— Excerpted records —
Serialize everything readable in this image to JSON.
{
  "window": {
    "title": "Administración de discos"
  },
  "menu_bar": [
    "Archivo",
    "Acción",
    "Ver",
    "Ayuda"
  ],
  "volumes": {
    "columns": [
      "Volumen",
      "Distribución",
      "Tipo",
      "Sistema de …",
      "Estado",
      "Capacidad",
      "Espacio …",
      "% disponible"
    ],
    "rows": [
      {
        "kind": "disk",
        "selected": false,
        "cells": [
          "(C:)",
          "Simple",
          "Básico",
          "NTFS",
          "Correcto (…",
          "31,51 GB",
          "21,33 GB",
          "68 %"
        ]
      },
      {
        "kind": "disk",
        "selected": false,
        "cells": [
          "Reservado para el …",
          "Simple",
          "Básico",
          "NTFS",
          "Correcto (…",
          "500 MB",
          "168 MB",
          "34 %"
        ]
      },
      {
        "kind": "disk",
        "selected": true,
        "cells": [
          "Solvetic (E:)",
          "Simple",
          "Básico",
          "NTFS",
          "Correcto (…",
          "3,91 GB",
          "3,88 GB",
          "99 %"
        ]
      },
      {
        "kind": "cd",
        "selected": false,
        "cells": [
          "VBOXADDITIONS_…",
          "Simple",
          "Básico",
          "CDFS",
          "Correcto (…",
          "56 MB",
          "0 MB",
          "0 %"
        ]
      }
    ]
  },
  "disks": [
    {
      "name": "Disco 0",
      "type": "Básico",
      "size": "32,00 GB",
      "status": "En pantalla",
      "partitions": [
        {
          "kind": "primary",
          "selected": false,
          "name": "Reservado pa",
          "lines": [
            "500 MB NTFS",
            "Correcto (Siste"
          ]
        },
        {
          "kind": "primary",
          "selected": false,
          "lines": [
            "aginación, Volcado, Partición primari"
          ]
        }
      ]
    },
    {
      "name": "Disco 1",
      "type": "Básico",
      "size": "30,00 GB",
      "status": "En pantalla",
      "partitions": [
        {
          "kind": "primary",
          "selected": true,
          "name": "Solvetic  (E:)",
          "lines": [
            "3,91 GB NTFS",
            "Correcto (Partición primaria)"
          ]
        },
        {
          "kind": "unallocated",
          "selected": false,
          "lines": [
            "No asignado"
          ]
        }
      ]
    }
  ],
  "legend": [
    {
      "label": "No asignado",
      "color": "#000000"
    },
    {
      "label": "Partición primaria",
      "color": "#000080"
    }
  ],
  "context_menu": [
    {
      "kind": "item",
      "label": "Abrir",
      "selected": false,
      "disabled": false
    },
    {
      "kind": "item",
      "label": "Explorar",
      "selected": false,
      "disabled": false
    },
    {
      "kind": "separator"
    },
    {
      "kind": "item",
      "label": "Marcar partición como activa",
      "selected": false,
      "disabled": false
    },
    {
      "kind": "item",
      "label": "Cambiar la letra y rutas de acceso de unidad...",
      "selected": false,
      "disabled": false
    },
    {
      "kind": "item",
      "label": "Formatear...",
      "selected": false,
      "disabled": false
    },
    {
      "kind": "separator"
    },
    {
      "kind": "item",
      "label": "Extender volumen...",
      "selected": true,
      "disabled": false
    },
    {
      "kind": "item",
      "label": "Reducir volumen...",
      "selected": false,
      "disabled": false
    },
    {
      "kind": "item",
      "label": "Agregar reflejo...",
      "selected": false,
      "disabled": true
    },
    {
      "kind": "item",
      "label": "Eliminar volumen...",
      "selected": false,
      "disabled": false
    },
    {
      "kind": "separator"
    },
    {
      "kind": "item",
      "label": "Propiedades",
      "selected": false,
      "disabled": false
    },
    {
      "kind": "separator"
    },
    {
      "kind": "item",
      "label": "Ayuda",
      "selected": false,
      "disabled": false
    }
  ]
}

— Task description —
Identify and copy the lines holding the word "primaria".

— Response —
            "Correcto (Partición primaria)"
      "label": "Partición primaria",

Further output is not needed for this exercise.